┌─ Stored rows

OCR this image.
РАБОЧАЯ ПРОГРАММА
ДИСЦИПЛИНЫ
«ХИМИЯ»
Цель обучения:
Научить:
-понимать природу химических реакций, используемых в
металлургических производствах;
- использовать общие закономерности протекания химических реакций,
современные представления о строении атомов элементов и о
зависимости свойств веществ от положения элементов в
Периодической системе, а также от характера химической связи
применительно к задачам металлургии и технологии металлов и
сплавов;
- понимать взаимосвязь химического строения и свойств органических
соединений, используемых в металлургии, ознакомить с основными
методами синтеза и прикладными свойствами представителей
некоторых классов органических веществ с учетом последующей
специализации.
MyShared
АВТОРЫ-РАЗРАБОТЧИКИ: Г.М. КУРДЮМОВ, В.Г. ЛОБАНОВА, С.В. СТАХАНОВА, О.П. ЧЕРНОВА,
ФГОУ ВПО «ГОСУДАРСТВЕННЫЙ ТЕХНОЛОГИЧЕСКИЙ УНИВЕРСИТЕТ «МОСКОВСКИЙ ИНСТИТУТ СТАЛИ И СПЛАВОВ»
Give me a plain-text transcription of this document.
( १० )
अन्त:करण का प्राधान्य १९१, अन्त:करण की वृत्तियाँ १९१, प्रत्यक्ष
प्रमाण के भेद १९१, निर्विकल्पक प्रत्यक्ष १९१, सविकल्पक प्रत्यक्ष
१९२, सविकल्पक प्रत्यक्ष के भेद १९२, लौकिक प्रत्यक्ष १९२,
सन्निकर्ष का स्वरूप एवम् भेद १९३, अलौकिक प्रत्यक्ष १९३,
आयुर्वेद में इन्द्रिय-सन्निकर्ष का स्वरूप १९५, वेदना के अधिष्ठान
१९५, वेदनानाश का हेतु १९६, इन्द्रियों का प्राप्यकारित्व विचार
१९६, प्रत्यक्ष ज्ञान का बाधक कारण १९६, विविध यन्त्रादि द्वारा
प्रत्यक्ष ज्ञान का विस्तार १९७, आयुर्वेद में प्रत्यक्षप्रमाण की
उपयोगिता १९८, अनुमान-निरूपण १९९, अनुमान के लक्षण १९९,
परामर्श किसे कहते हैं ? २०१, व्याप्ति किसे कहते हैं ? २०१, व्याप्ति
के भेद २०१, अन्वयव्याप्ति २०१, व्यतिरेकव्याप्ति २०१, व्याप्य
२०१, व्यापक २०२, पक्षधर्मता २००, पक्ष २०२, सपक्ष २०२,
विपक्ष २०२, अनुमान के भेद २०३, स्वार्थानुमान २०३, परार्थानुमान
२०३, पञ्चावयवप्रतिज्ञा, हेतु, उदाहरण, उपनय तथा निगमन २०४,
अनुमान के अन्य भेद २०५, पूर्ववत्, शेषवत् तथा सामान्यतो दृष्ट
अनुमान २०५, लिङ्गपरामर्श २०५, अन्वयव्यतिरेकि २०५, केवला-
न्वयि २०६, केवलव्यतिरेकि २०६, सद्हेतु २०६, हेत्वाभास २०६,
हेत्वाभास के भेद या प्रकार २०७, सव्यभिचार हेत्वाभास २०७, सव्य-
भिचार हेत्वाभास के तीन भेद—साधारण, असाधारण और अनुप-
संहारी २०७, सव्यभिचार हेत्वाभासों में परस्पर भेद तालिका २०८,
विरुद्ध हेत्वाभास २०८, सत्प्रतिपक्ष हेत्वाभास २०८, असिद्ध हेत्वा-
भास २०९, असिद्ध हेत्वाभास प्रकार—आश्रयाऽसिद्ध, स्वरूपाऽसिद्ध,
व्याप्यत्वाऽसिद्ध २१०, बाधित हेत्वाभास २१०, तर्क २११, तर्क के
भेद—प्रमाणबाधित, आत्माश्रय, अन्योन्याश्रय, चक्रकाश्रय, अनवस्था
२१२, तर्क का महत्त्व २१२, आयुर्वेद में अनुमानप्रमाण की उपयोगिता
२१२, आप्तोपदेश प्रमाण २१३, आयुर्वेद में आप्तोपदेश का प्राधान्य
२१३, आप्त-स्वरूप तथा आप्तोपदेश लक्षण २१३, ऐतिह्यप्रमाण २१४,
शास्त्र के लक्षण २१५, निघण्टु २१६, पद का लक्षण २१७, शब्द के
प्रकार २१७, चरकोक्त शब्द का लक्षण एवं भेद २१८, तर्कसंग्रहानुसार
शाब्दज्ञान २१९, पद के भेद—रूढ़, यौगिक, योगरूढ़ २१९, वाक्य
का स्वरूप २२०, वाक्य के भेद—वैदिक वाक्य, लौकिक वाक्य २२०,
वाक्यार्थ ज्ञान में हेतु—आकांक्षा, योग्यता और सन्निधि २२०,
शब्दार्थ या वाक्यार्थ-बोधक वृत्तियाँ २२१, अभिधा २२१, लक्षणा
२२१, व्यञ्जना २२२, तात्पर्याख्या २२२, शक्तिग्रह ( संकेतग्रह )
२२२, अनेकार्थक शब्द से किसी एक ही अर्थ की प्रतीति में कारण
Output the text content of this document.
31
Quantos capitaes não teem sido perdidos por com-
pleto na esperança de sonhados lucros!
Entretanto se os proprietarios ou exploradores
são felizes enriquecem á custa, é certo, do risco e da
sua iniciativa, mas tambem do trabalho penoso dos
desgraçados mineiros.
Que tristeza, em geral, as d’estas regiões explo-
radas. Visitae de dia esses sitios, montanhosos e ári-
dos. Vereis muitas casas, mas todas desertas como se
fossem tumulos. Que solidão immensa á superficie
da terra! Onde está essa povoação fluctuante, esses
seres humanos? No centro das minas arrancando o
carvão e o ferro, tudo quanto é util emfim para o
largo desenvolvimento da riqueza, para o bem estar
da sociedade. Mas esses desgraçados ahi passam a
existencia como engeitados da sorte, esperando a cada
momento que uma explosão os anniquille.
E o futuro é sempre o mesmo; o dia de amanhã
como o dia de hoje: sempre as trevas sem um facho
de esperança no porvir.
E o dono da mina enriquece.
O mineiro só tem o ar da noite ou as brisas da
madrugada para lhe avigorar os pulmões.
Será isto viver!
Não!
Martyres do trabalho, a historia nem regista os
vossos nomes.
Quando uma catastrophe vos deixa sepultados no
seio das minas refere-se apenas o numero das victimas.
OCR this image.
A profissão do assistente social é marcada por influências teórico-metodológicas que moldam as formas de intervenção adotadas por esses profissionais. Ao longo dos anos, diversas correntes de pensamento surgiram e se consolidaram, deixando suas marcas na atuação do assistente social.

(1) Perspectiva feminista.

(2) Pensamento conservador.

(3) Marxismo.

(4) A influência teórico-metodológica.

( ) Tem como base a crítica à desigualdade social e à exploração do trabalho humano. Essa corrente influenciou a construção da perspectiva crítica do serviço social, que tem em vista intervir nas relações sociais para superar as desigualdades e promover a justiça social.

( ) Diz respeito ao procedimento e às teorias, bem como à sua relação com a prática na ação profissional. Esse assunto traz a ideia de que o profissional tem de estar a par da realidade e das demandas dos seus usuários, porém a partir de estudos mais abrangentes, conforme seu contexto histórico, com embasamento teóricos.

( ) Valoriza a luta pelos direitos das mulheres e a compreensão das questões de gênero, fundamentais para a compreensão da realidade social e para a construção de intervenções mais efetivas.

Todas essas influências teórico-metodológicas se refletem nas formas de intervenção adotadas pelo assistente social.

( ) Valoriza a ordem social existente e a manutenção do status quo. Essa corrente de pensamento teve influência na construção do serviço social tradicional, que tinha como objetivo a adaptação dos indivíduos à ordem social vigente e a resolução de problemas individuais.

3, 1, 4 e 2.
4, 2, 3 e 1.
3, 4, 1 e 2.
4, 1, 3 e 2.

└─

▸ Task instructions: Every entry above needs to be quoted exactly.

▸ Final result:
OCR this image.
РАБОЧАЯ ПРОГРАММА
ДИСЦИПЛИНЫ
«ХИМИЯ»
Цель обучения:
Научить:
-понимать природу химических реакций, используемых в
металлургических производствах;
- использовать общие закономерности протекания химических реакций,
современные представления о строении атомов элементов и о
зависимости свойств веществ от положения элементов в
Периодической системе, а также от характера химической связи
применительно к задачам металлургии и технологии металлов и
сплавов;
- понимать взаимосвязь химического строения и свойств органических
соединений, используемых в металлургии, ознакомить с основными
методами синтеза и прикладными свойствами представителей
некоторых классов органических веществ с учетом последующей
специализации.
MyShared
АВТОРЫ-РАЗРАБОТЧИКИ: Г.М. КУРДЮМОВ, В.Г. ЛОБАНОВА, С.В. СТАХАНОВА, О.П. ЧЕРНОВА,
ФГОУ ВПО «ГОСУДАРСТВЕННЫЙ ТЕХНОЛОГИЧЕСКИЙ УНИВЕРСИТЕТ «МОСКОВСКИЙ ИНСТИТУТ СТАЛИ И СПЛАВОВ»
Give me a plain-text transcription of this document.
( १० )
अन्त:करण का प्राधान्य १९१, अन्त:करण की वृत्तियाँ १९१, प्रत्यक्ष
प्रमाण के भेद १९१, निर्विकल्पक प्रत्यक्ष १९१, सविकल्पक प्रत्यक्ष
१९२, सविकल्पक प्रत्यक्ष के भेद १९२, लौकिक प्रत्यक्ष १९२,
सन्निकर्ष का स्वरूप एवम् भेद १९३, अलौकिक प्रत्यक्ष १९३,
आयुर्वेद में इन्द्रिय-सन्निकर्ष का स्वरूप १९५, वेदना के अधिष्ठान
१९५, वेदनानाश का हेतु १९६, इन्द्रियों का प्राप्यकारित्व विचार
१९६, प्रत्यक्ष ज्ञान का बाधक कारण १९६, विविध यन्त्रादि द्वारा
प्रत्यक्ष ज्ञान का विस्तार १९७, आयुर्वेद में प्रत्यक्षप्रमाण की
उपयोगिता १९८, अनुमान-निरूपण १९९, अनुमान के लक्षण १९९,
परामर्श किसे कहते हैं ? २०१, व्याप्ति किसे कहते हैं ? २०१, व्याप्ति
के भेद २०१, अन्वयव्याप्ति २०१, व्यतिरेकव्याप्ति २०१, व्याप्य
२०१, व्यापक २०२, पक्षधर्मता २००, पक्ष २०२, सपक्ष २०२,
विपक्ष २०२, अनुमान के भेद २०३, स्वार्थानुमान २०३, परार्थानुमान
२०३, पञ्चावयवप्रतिज्ञा, हेतु, उदाहरण, उपनय तथा निगमन २०४,
अनुमान के अन्य भेद २०५, पूर्ववत्, शेषवत् तथा सामान्यतो दृष्ट
अनुमान २०५, लिङ्गपरामर्श २०५, अन्वयव्यतिरेकि २०५, केवला-
न्वयि २०६, केवलव्यतिरेकि २०६, सद्हेतु २०६, हेत्वाभास २०६,
हेत्वाभास के भेद या प्रकार २०७, सव्यभिचार हेत्वाभास २०७, सव्य-
भिचार हेत्वाभास के तीन भेद—साधारण, असाधारण और अनुप-
संहारी २०७, सव्यभिचार हेत्वाभासों में परस्पर भेद तालिका २०८,
विरुद्ध हेत्वाभास २०८, सत्प्रतिपक्ष हेत्वाभास २०८, असिद्ध हेत्वा-
भास २०९, असिद्ध हेत्वाभास प्रकार—आश्रयाऽसिद्ध, स्वरूपाऽसिद्ध,
व्याप्यत्वाऽसिद्ध २१०, बाधित हेत्वाभास २१०, तर्क २११, तर्क के
भेद—प्रमाणबाधित, आत्माश्रय, अन्योन्याश्रय, चक्रकाश्रय, अनवस्था
२१२, तर्क का महत्त्व २१२, आयुर्वेद में अनुमानप्रमाण की उपयोगिता
२१२, आप्तोपदेश प्रमाण २१३, आयुर्वेद में आप्तोपदेश का प्राधान्य
२१३, आप्त-स्वरूप तथा आप्तोपदेश लक्षण २१३, ऐतिह्यप्रमाण २१४,
शास्त्र के लक्षण २१५, निघण्टु २१६, पद का लक्षण २१७, शब्द के
प्रकार २१७, चरकोक्त शब्द का लक्षण एवं भेद २१८, तर्कसंग्रहानुसार
शाब्दज्ञान २१९, पद के भेद—रूढ़, यौगिक, योगरूढ़ २१९, वाक्य
का स्वरूप २२०, वाक्य के भेद—वैदिक वाक्य, लौकिक वाक्य २२०,
वाक्यार्थ ज्ञान में हेतु—आकांक्षा, योग्यता और सन्निधि २२०,
शब्दार्थ या वाक्यार्थ-बोधक वृत्तियाँ २२१, अभिधा २२१, लक्षणा
२२१, व्यञ्जना २२२, तात्पर्याख्या २२२, शक्तिग्रह ( संकेतग्रह )
२२२, अनेकार्थक शब्द से किसी एक ही अर्थ की प्रतीति में कारण
Output the text content of this document.
31
Quantos capitaes não teem sido perdidos por com-
pleto na esperança de sonhados lucros!
Entretanto se os proprietarios ou exploradores
são felizes enriquecem á custa, é certo, do risco e da
sua iniciativa, mas tambem do trabalho penoso dos
desgraçados mineiros.
Que tristeza, em geral, as d’estas regiões explo-
radas. Visitae de dia esses sitios, montanhosos e ári-
dos. Vereis muitas casas, mas todas desertas como se
fossem tumulos. Que solidão immensa á superficie
da terra! Onde está essa povoação fluctuante, esses
seres humanos? No centro das minas arrancando o
carvão e o ferro, tudo quanto é util emfim para o
largo desenvolvimento da riqueza, para o bem estar
da sociedade. Mas esses desgraçados ahi passam a
existencia como engeitados da sorte, esperando a cada
momento que uma explosão os anniquille.
E o futuro é sempre o mesmo; o dia de amanhã
como o dia de hoje: sempre as trevas sem um facho
de esperança no porvir.
E o dono da mina enriquece.
O mineiro só tem o ar da noite ou as brisas da
madrugada para lhe avigorar os pulmões.
Será isto viver!
Não!
Martyres do trabalho, a historia nem regista os
vossos nomes.
Quando uma catastrophe vos deixa sepultados no
seio das minas refere-se apenas o numero das victimas.
OCR this image.
A profissão do assistente social é marcada por influências teórico-metodológicas que moldam as formas de intervenção adotadas por esses profissionais. Ao longo dos anos, diversas correntes de pensamento surgiram e se consolidaram, deixando suas marcas na atuação do assistente social.

(1) Perspectiva feminista.

(2) Pensamento conservador.

(3) Marxismo.

(4) A influência teórico-metodológica.

( ) Tem como base a crítica à desigualdade social e à exploração do trabalho humano. Essa corrente influenciou a construção da perspectiva crítica do serviço social, que tem em vista intervir nas relações sociais para superar as desigualdades e promover a justiça social.

( ) Diz respeito ao procedimento e às teorias, bem como à sua relação com a prática na ação profissional. Esse assunto traz a ideia de que o profissional tem de estar a par da realidade e das demandas dos seus usuários, porém a partir de estudos mais abrangentes, conforme seu contexto histórico, com embasamento teóricos.

( ) Valoriza a luta pelos direitos das mulheres e a compreensão das questões de gênero, fundamentais para a compreensão da realidade social e para a construção de intervenções mais efetivas.

Todas essas influências teórico-metodológicas se refletem nas formas de intervenção adotadas pelo assistente social.

( ) Valoriza a ordem social existente e a manutenção do status quo. Essa corrente de pensamento teve influência na construção do serviço social tradicional, que tinha como objetivo a adaptação dos indivíduos à ordem social vigente e a resolução de problemas individuais.

3, 1, 4 e 2.
4, 2, 3 e 1.
3, 4, 1 e 2.
4, 1, 3 e 2.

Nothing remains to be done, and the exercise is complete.